Copy out all lines of the records in which the word "BLUE" appears.

» **RECORDS**:
***
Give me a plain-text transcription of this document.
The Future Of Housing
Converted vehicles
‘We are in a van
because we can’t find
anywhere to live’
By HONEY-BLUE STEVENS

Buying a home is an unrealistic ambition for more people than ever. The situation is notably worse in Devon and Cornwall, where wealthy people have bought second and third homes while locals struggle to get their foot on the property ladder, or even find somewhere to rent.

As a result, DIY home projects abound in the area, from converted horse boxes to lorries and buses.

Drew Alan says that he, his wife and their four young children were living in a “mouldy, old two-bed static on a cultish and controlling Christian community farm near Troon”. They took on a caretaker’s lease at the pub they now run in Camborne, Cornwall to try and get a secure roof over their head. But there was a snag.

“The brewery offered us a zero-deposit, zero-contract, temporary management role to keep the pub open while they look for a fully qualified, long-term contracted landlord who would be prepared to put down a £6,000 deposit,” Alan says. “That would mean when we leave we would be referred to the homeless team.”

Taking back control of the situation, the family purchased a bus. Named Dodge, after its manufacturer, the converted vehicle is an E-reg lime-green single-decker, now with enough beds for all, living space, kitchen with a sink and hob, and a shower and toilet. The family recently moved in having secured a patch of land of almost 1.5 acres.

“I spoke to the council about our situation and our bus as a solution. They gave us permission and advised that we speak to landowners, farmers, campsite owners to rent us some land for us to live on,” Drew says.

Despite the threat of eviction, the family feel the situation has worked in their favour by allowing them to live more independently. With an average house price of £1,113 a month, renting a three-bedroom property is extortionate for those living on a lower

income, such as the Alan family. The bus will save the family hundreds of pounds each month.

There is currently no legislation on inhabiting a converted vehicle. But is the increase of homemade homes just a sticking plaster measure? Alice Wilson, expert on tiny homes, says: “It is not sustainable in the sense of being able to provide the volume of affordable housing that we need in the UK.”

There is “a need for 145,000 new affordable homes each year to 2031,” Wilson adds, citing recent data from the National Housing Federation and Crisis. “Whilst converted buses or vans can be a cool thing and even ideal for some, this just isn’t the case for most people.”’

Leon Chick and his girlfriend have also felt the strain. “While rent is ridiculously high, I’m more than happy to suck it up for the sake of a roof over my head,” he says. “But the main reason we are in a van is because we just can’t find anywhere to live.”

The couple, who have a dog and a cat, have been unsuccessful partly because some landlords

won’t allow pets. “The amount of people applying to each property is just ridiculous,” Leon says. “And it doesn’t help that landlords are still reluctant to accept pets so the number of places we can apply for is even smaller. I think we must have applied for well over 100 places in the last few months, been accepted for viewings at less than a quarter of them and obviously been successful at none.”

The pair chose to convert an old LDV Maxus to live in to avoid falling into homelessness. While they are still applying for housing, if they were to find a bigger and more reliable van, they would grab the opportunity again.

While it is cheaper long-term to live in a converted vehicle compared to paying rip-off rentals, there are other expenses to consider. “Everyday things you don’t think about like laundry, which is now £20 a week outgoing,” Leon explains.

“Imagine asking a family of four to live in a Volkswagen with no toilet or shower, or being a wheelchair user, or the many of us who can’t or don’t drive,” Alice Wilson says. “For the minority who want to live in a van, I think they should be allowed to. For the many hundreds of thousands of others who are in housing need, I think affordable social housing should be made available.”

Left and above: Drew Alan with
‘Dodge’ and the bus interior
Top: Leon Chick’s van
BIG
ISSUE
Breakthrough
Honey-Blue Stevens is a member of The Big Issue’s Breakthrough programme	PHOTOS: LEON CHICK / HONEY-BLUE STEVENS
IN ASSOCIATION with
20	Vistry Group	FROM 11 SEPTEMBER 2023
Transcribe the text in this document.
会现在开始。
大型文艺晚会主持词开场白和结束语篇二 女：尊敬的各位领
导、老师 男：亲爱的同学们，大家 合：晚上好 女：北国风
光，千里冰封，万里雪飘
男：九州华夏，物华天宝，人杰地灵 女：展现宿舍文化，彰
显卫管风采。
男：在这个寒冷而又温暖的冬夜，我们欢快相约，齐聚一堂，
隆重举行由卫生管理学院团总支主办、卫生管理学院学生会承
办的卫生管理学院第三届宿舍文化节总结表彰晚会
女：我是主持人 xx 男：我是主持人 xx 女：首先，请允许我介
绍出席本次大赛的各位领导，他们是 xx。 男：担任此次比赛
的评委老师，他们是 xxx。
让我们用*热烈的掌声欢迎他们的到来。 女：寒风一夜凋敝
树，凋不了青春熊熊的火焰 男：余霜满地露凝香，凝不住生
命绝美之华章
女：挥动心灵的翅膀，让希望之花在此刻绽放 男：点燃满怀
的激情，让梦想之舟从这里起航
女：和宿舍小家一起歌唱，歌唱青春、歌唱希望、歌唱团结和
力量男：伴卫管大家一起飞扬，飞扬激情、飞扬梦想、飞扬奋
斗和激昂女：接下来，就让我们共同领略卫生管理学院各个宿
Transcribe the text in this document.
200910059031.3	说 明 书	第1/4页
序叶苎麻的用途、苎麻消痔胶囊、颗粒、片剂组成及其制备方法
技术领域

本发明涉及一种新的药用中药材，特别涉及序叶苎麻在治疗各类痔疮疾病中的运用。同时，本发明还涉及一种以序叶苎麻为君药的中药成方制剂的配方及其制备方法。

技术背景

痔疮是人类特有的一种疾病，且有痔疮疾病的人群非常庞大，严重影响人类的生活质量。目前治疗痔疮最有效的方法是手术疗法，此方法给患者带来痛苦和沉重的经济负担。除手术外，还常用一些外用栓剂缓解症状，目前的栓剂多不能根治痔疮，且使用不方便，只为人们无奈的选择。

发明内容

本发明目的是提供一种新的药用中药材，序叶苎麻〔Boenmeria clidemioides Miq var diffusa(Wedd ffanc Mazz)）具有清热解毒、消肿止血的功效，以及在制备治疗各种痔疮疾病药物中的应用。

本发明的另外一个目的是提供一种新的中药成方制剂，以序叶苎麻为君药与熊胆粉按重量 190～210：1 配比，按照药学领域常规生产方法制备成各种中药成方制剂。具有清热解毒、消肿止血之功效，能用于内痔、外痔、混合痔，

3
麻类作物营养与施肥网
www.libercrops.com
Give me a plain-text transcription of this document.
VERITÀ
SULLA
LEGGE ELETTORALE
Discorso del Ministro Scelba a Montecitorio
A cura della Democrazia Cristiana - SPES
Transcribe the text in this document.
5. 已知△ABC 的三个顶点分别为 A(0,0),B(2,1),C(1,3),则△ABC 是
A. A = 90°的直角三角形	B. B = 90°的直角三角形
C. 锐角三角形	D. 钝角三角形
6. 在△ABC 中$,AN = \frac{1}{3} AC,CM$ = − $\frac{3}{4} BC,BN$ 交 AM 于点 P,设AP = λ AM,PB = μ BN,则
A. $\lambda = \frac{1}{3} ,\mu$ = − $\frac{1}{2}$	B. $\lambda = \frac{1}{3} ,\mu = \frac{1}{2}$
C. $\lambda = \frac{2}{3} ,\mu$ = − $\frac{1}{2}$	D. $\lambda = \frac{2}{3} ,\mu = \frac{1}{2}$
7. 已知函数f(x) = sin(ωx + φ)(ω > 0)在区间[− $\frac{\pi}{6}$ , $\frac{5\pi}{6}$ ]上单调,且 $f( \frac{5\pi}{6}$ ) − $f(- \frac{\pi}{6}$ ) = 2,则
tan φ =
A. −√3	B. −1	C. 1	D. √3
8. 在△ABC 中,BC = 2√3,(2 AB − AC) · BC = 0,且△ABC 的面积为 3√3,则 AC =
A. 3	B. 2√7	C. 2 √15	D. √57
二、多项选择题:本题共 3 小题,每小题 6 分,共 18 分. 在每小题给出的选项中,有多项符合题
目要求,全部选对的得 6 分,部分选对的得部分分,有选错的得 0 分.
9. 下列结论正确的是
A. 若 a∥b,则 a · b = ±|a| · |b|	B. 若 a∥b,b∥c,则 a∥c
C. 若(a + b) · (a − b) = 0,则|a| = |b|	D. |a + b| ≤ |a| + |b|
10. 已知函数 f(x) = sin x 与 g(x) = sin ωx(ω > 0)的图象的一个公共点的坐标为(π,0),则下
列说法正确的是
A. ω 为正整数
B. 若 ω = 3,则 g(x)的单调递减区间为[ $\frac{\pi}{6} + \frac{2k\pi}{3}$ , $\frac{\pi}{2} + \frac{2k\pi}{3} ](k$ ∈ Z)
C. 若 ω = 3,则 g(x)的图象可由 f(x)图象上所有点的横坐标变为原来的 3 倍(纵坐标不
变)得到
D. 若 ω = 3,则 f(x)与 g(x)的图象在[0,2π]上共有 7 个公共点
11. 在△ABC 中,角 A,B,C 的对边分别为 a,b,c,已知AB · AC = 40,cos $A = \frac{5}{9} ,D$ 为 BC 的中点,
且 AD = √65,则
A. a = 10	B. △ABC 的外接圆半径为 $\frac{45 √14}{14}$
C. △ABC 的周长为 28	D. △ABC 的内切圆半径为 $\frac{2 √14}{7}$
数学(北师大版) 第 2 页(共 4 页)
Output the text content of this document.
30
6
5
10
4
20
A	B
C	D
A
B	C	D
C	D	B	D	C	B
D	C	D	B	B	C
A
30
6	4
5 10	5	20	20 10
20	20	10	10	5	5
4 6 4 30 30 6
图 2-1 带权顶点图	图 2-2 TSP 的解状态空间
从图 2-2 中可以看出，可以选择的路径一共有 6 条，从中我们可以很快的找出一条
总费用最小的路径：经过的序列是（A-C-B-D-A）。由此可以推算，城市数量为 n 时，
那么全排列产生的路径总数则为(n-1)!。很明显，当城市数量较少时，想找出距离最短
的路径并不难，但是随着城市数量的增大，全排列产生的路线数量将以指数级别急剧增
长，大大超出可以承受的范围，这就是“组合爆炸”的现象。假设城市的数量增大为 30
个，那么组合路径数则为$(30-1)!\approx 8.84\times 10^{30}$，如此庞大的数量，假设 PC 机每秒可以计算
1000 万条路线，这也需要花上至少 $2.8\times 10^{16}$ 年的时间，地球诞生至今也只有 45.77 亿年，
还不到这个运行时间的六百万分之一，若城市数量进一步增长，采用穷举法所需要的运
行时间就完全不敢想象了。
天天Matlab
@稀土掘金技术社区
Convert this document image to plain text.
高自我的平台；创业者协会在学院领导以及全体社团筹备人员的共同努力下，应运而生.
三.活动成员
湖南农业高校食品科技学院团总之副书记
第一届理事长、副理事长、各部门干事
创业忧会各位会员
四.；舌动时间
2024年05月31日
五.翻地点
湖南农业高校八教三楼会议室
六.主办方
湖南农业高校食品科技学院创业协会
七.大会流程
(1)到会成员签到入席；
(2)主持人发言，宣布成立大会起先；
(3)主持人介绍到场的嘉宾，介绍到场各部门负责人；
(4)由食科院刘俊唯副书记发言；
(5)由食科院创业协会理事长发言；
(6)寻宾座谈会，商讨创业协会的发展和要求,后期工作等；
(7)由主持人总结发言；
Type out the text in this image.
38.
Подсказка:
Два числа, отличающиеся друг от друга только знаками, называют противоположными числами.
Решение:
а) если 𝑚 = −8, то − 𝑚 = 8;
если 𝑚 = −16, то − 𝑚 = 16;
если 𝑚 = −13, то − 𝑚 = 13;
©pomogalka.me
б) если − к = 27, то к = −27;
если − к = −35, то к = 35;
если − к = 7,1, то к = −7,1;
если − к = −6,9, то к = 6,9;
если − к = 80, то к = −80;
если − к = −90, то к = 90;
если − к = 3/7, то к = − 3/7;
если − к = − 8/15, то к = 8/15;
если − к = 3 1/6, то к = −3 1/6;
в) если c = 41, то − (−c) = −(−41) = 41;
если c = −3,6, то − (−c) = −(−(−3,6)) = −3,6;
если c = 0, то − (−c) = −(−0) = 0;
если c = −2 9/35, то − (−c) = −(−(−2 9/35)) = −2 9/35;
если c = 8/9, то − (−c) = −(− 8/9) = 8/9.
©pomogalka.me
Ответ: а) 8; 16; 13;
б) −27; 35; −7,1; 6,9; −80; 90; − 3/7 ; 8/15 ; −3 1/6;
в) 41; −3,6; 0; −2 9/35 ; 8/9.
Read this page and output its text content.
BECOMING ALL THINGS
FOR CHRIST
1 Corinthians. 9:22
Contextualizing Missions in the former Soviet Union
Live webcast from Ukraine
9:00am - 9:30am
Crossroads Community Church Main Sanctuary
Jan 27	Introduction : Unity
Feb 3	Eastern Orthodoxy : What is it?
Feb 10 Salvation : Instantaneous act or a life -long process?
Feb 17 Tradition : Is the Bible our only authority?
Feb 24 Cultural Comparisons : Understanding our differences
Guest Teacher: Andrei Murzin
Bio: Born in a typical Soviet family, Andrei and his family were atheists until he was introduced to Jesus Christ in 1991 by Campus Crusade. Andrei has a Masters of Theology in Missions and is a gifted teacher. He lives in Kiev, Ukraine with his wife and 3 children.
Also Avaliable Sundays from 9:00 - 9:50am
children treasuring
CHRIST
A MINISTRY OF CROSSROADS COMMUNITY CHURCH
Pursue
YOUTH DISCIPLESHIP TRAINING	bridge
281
***
» **CORRECT RESULT**:
By HONEY-BLUE STEVENS
Honey-Blue Stevens is a member of The Big Issue’s Breakthrough programme	PHOTOS: LEON CHICK / HONEY-BLUE STEVENS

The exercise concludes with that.